> [Exercise directions]: Rewrite the records below with every "new-window-icon" changed to "open-new-tab-icon" and nothing else altered. Leave the pictures out.

** Begin **

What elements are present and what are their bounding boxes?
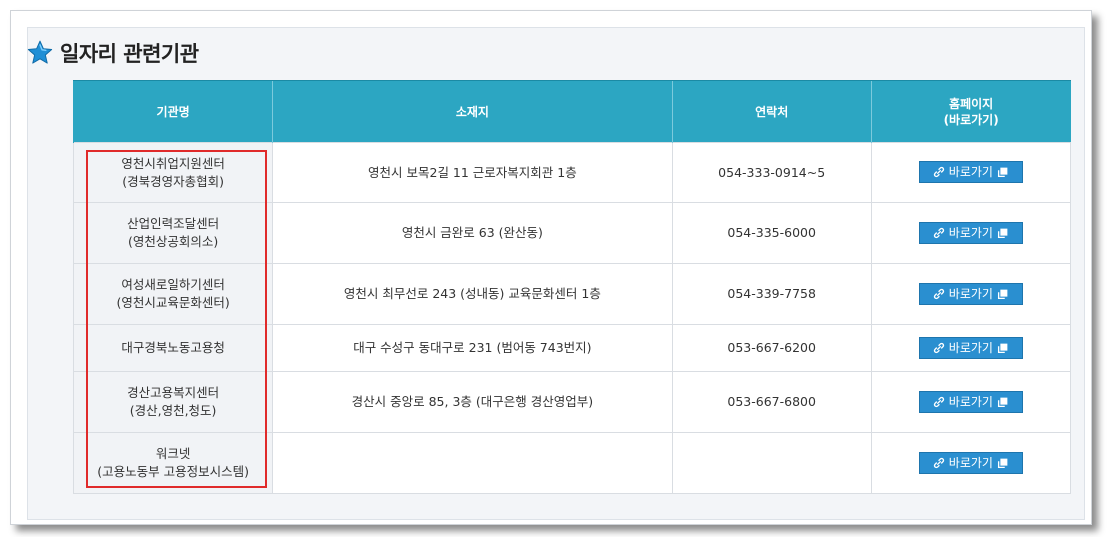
- table-row: 경산고용복지센터 (경산,영천,청도) 경산시 중앙로 85, 3층 (대구은행…: [72, 371, 1072, 433]
- table-header-row: 기관명 소재지 연락처 홈페이지 (바로가기): [72, 80, 1071, 143]
- institution-name: 대구경북노동고용청: [72, 324, 274, 372]
- go-button[interactable]: 바로가기: [918, 336, 1023, 359]
- institutions-table: 기관명 소재지 연락처 홈페이지 (바로가기) 영천시취업지원센터 (경북경영자…: [72, 80, 1072, 494]
- go-button[interactable]: 바로가기: [918, 451, 1023, 474]
- institution-address: 대구 수성구 동대구로 231 (범어동 743번지): [272, 324, 673, 372]
- header-address: 소재지: [272, 80, 673, 143]
- header-name: 기관명: [72, 80, 273, 143]
- link-icon: [933, 227, 944, 238]
- header-phone: 연락처: [671, 80, 872, 143]
- go-button[interactable]: 바로가기: [918, 390, 1023, 413]
- go-button[interactable]: 바로가기: [918, 282, 1023, 305]
- institution-phone: 054-333-0914~5: [671, 142, 872, 203]
- institution-phone: 054-335-6000: [671, 202, 872, 264]
- homepage-cell: 바로가기: [870, 371, 1072, 433]
- institution-name: 산업인력조달센터 (영천상공회의소): [72, 202, 274, 264]
- institution-name-line1: 영천시취업지원센터: [121, 155, 225, 171]
- institution-phone: 053-667-6800: [671, 371, 872, 433]
- homepage-cell: 바로가기: [870, 202, 1072, 264]
- institution-name-line1: 대구경북노동고용청: [121, 340, 225, 355]
- go-button[interactable]: 바로가기: [918, 221, 1023, 244]
- institution-phone: [671, 432, 872, 494]
- go-button-label: 바로가기: [948, 394, 993, 409]
- new-window-icon: [997, 167, 1008, 178]
- institution-address: [272, 432, 673, 494]
- institution-name: 영천시취업지원센터 (경북경영자총협회): [72, 142, 274, 203]
- table-row: 대구경북노동고용청 대구 수성구 동대구로 231 (범어동 743번지) 05…: [72, 324, 1072, 372]
- institution-name: 여성새로일하기센터 (영천시교육문화센터): [72, 263, 274, 325]
- header-homepage: 홈페이지 (바로가기): [870, 80, 1071, 143]
- institution-name-line2: (경산,영천,청도): [129, 403, 217, 418]
- new-window-icon: [997, 458, 1008, 468]
- table-row: 영천시취업지원센터 (경북경영자총협회) 영천시 보목2길 11 근로자복지회관…: [72, 142, 1072, 203]
- link-icon: [933, 166, 944, 178]
- go-button-label: 바로가기: [948, 225, 993, 240]
- homepage-cell: 바로가기: [870, 142, 1072, 203]
- institution-phone: 054-339-7758: [671, 263, 872, 325]
- institution-name-line2: (영천상공회의소): [127, 234, 219, 249]
- header-homepage-line2: (바로가기): [943, 112, 999, 127]
- new-window-icon: [997, 289, 1008, 299]
- institution-name-line2: (고용노동부 고용정보시스템): [97, 464, 249, 479]
- institution-name-line1: 경산고용복지센터: [127, 385, 220, 400]
- link-icon: [933, 396, 944, 407]
- go-button-label: 바로가기: [948, 286, 993, 301]
- institution-address: 영천시 금완로 63 (완산동): [272, 202, 673, 264]
- header-homepage-line1: 홈페이지: [949, 96, 994, 111]
- institution-name-line1: 여성새로일하기센터: [121, 277, 225, 292]
- institution-address: 영천시 보목2길 11 근로자복지회관 1층: [272, 142, 673, 203]
- link-icon: [933, 288, 944, 299]
- institution-name-line2: (영천시교육문화센터): [116, 295, 230, 310]
- homepage-cell: 바로가기: [870, 324, 1072, 372]
- institution-name: 워크넷 (고용노동부 고용정보시스템): [72, 432, 274, 494]
- section-header: 일자리 관련기관: [26, 38, 199, 68]
- new-window-icon: [997, 228, 1008, 238]
- go-button-label: 바로가기: [948, 165, 993, 179]
- institution-address: 경산시 중앙로 85, 3층 (대구은행 경산영업부): [272, 371, 673, 433]
- table-row: 워크넷 (고용노동부 고용정보시스템) 바로가기: [72, 432, 1072, 494]
- institution-address: 영천시 최무선로 243 (성내동) 교육문화센터 1층: [272, 263, 673, 325]
- link-icon: [933, 457, 944, 468]
- go-button[interactable]: 바로가기: [918, 161, 1023, 183]
- institution-phone: 053-667-6200: [671, 324, 872, 372]
- institution-name-line2: (경북경영자총협회): [122, 173, 224, 189]
- table-row: 산업인력조달센터 (영천상공회의소) 영천시 금완로 63 (완산동) 054-…: [72, 202, 1072, 264]
- homepage-cell: 바로가기: [870, 432, 1072, 494]
- institution-name-line1: 워크넷: [155, 446, 191, 461]
- new-window-icon: [997, 397, 1008, 407]
- go-button-label: 바로가기: [948, 455, 993, 470]
- institution-name: 경산고용복지센터 (경산,영천,청도): [72, 371, 274, 433]
- table-row: 여성새로일하기센터 (영천시교육문화센터) 영천시 최무선로 243 (성내동)…: [72, 263, 1072, 325]
- institution-name-line1: 산업인력조달센터: [127, 216, 220, 231]
- new-window-icon: [997, 343, 1008, 353]
- homepage-cell: 바로가기: [870, 263, 1072, 325]
- star-icon: [27, 40, 53, 64]
- go-button-label: 바로가기: [948, 340, 993, 355]
- link-icon: [933, 342, 944, 353]
- page-title: 일자리 관련기관: [60, 42, 199, 66]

** End **

> [Exercise output]:
What elements are present and what are their bounding boxes?
- table-row: 경산고용복지센터 (경산,영천,청도) 경산시 중앙로 85, 3층 (대구은행…: [72, 371, 1072, 433]
- table-header-row: 기관명 소재지 연락처 홈페이지 (바로가기): [72, 80, 1071, 143]
- institution-name: 대구경북노동고용청: [72, 324, 274, 372]
- go-button[interactable]: 바로가기: [918, 336, 1023, 359]
- institutions-table: 기관명 소재지 연락처 홈페이지 (바로가기) 영천시취업지원센터 (경북경영자…: [72, 80, 1072, 494]
- go-button[interactable]: 바로가기: [918, 451, 1023, 474]
- institution-address: 대구 수성구 동대구로 231 (범어동 743번지): [272, 324, 673, 372]
- header-address: 소재지: [272, 80, 673, 143]
- header-name: 기관명: [72, 80, 273, 143]
- link-icon: [933, 227, 944, 238]
- header-phone: 연락처: [671, 80, 872, 143]
- go-button[interactable]: 바로가기: [918, 390, 1023, 413]
- go-button[interactable]: 바로가기: [918, 282, 1023, 305]
- institution-phone: 054-333-0914~5: [671, 142, 872, 203]
- institution-phone: 054-335-6000: [671, 202, 872, 264]
- homepage-cell: 바로가기: [870, 371, 1072, 433]
- institution-name: 산업인력조달센터 (영천상공회의소): [72, 202, 274, 264]
- institution-name-line1: 영천시취업지원센터: [121, 155, 225, 171]
- institution-phone: 053-667-6800: [671, 371, 872, 433]
- homepage-cell: 바로가기: [870, 202, 1072, 264]
- institution-name-line1: 대구경북노동고용청: [121, 340, 225, 355]
- go-button[interactable]: 바로가기: [918, 221, 1023, 244]
- institution-phone: [671, 432, 872, 494]
- go-button-label: 바로가기: [948, 394, 993, 409]
- open-new-tab-icon: [997, 167, 1008, 178]
- institution-address: [272, 432, 673, 494]
- institution-name: 영천시취업지원센터 (경북경영자총협회): [72, 142, 274, 203]
- table-row: 대구경북노동고용청 대구 수성구 동대구로 231 (범어동 743번지) 05…: [72, 324, 1072, 372]
- institution-name: 여성새로일하기센터 (영천시교육문화센터): [72, 263, 274, 325]
- header-homepage: 홈페이지 (바로가기): [870, 80, 1071, 143]
- institution-name-line2: (경산,영천,청도): [129, 403, 217, 418]
- open-new-tab-icon: [997, 458, 1008, 468]
- table-row: 영천시취업지원센터 (경북경영자총협회) 영천시 보목2길 11 근로자복지회관…: [72, 142, 1072, 203]
- link-icon: [933, 166, 944, 178]
- go-button-label: 바로가기: [948, 225, 993, 240]
- homepage-cell: 바로가기: [870, 142, 1072, 203]
- institution-phone: 054-339-7758: [671, 263, 872, 325]
- institution-name-line2: (영천상공회의소): [127, 234, 219, 249]
- header-homepage-line2: (바로가기): [943, 112, 999, 127]
- open-new-tab-icon: [997, 289, 1008, 299]
- institution-name-line2: (고용노동부 고용정보시스템): [97, 464, 249, 479]
- institution-name-line1: 경산고용복지센터: [127, 385, 220, 400]
- link-icon: [933, 396, 944, 407]
- go-button-label: 바로가기: [948, 286, 993, 301]
- institution-address: 영천시 금완로 63 (완산동): [272, 202, 673, 264]
- header-homepage-line1: 홈페이지: [949, 96, 994, 111]
- institution-name-line1: 여성새로일하기센터: [121, 277, 225, 292]
- institution-address: 영천시 보목2길 11 근로자복지회관 1층: [272, 142, 673, 203]
- link-icon: [933, 288, 944, 299]
- institution-name-line2: (영천시교육문화센터): [116, 295, 230, 310]
- homepage-cell: 바로가기: [870, 324, 1072, 372]
- institution-name: 워크넷 (고용노동부 고용정보시스템): [72, 432, 274, 494]
- section-header: 일자리 관련기관: [26, 38, 199, 68]
- open-new-tab-icon: [997, 228, 1008, 238]
- go-button-label: 바로가기: [948, 165, 993, 179]
- institution-address: 경산시 중앙로 85, 3층 (대구은행 경산영업부): [272, 371, 673, 433]
- table-row: 워크넷 (고용노동부 고용정보시스템) 바로가기: [72, 432, 1072, 494]
- institution-address: 영천시 최무선로 243 (성내동) 교육문화센터 1층: [272, 263, 673, 325]
- link-icon: [933, 457, 944, 468]
- go-button[interactable]: 바로가기: [918, 161, 1023, 183]
- institution-phone: 053-667-6200: [671, 324, 872, 372]
- institution-name-line2: (경북경영자총협회): [122, 173, 224, 189]
- table-row: 산업인력조달센터 (영천상공회의소) 영천시 금완로 63 (완산동) 054-…: [72, 202, 1072, 264]
- homepage-cell: 바로가기: [870, 432, 1072, 494]
- institution-name-line1: 워크넷: [155, 446, 191, 461]
- open-new-tab-icon: [997, 397, 1008, 407]
- go-button-label: 바로가기: [948, 455, 993, 470]
- institution-name: 경산고용복지센터 (경산,영천,청도): [72, 371, 274, 433]
- table-row: 여성새로일하기센터 (영천시교육문화센터) 영천시 최무선로 243 (성내동)…: [72, 263, 1072, 325]
- institution-name-line1: 산업인력조달센터: [127, 216, 220, 231]
- open-new-tab-icon: [997, 343, 1008, 353]
- homepage-cell: 바로가기: [870, 263, 1072, 325]
- star-icon: [27, 40, 53, 64]
- go-button-label: 바로가기: [948, 340, 993, 355]
- link-icon: [933, 342, 944, 353]
- page-title: 일자리 관련기관: [60, 42, 199, 66]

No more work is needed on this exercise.